The header of an Education Week article released last week (click here) was that “[t]he Bill & Melinda Gates Foundation’s multi-million-dollar, multi-year effort aimed at making teachers more effective largely fell short of its goal to increase student achievement-including among low-income and minority students.”
An evaluation of Gates Foundation’s Intensive Partnerships for Effective Teaching initiative funded at $290 million, an extension of its Measures of Effective Teaching (MET) project funded at $45 million, was the focus of this article. The MET project was lead by Thomas Kane (Professor of Education and Economics at Harvard, former leader of the MET project, and expert witness on the defendant’s side of the ongoing lawsuit supporting New Mexico’s MET project-esque statewide teacher evaluation system; see here and here), and both projects were primarily meant to hold teachers accountable using their students test scores via growth or value-added models (VAMs) and financial incentives. Both projects were tangentially meant to improve staffing, professional development opportunities, improve the retention of the teachers of “added value,” and ultimately lead to more-effective teaching and student achievement, especially in low-income schools and schools with higher relative proportions of racial minority students. The six-year evaluation of focus in this Education Week article was conducted by the RAND Corporation and the American Institutes for Research, and the evaluation was also funded by the Gates Foundation (click here for the evaluation report, see below for the full citation of this study).
Their key finding was that Intensive Partnerships for Effective Teaching district/school sites (see them listed here) implemented new measures of teaching effectiveness and modified personnel policies, but they did not achieve their goals for students.
Evaluators also found (see also here):
- The sites succeeded in implementing measures of effectiveness to evaluate teachers and made use of the measures in a range of human-resource decisions.
- Every site adopted an observation rubric that established a common understanding of effective teaching. Sites devoted considerable time and effort to train and certify classroom observers and to observe teachers on a regular basis.
- Every site implemented a composite measure of teacher effectiveness that included scores from direct classroom observations of teaching and a measure of growth in student achievement.
- Every site used the composite measure to varying degrees to make decisions about human resource matters, including recruitment, hiring, placement, tenure, dismissal, professional development, and compensation.
Overall, the initiative did not achieve its goals for student achievement or graduation, especially for low-income and racial minority students. With minor exceptions, student achievement, access to effective teaching, and dropout rates were also not dramatically better than they were for similar sites that did not participate in the intensive initiative.

### SET EXERCISE A
Render this sentence from the teacher-effectiveness article in Spanish: "Every site adopted an observation rubric that established a common understanding of effective teaching."
### SET EXERCISE B
Extract a passage from the teacher-effectiveness article word for word: begin at the words "- Every site adopted" and stop after "development, and compensation.".
### SET EXERCISE C
Answer these questions from the teacher-effectiveness article:
(i) How much funding did the Intensive Partnerships for Effective Teaching initiative receive?
(ii) Which two organizations conducted the six-year evaluation?
(iii) What two components did each site's composite measure of teacher effectiveness include?
Answer using only the teacher-effectiveness article.

### DATA EXTRACT

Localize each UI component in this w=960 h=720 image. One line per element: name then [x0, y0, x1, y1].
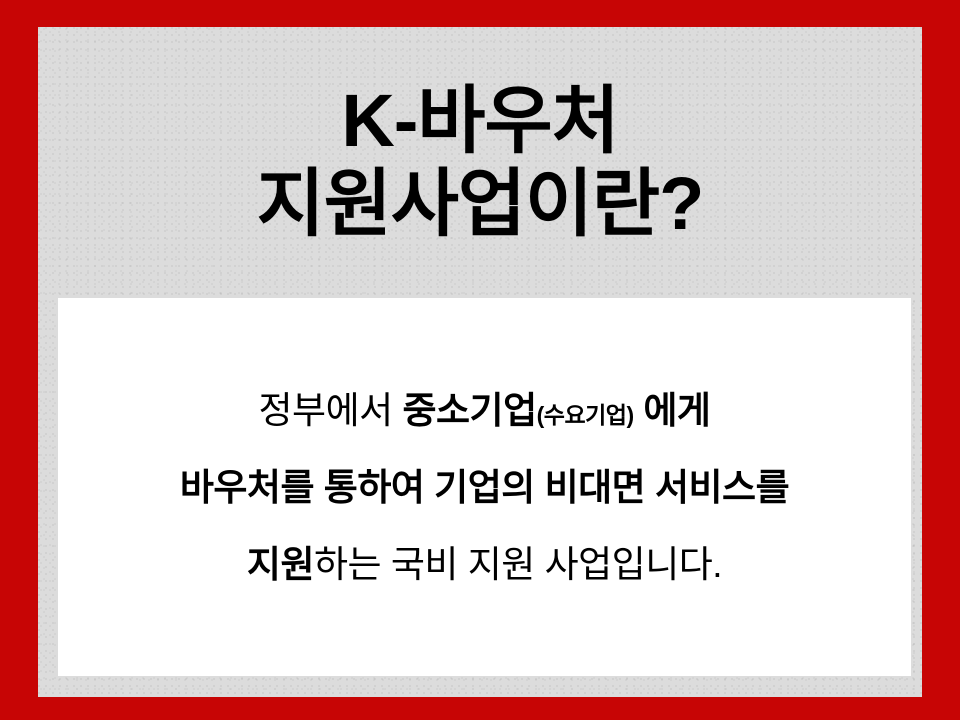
body-line-2-segment-emphasis: 바우처를 통하여 기업의 비대면 서비스를 [180, 467, 789, 508]
body-line-1-segment-paren: (수요기업) [537, 402, 634, 428]
title-line-2: 지원사업이란? [257, 163, 704, 246]
body-line-1: 정부에서 중소기업(수요기업) 에게 [259, 392, 711, 429]
body-line-2: 바우처를 통하여 기업의 비대면 서비스를 [180, 469, 789, 506]
title-line-1: K-바우처 [341, 80, 618, 163]
body-line-3-segment-emphasis: 지원 [247, 544, 314, 585]
body-line-1-segment-emphasis: 중소기업 [402, 390, 536, 431]
body-line-3-segment-normal: 하는 국비 지원 사업입니다. [314, 544, 722, 585]
body-line-3: 지원하는 국비 지원 사업입니다. [247, 546, 722, 583]
slide-root: K-바우처 지원사업이란? 정부에서 중소기업(수요기업) 에게 바우처를 통하… [0, 0, 960, 720]
title-block: K-바우처 지원사업이란? [38, 27, 922, 298]
body-card: 정부에서 중소기업(수요기업) 에게 바우처를 통하여 기업의 비대면 서비스를… [58, 298, 911, 676]
body-line-1-segment-suffix: 에게 [634, 390, 711, 431]
body-line-1-segment-normal: 정부에서 [259, 390, 403, 431]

### TASK RESPONSE A
Cada sitio adoptó una rúbrica de observación que estableció un entendimiento común de la enseñanza eficaz.

### TASK RESPONSE B
- Every site adopted an observation rubric that established a common understanding of effective teaching. Sites devoted considerable time and effort to train and certify classroom observers and to observe teachers on a regular basis.
- Every site implemented a composite measure of teacher effectiveness that included scores from direct classroom observations of teaching and a measure of growth in student achievement.
- Every site used the composite measure to varying degrees to make decisions about human resource matters, including recruitment, hiring, placement, tenure, dismissal, professional development, and compensation.

### TASK RESPONSE C
(i) $290 million
(ii) The RAND Corporation and the American Institutes for Research
(iii) Scores from direct classroom observations of teaching and a measure of growth in student achievement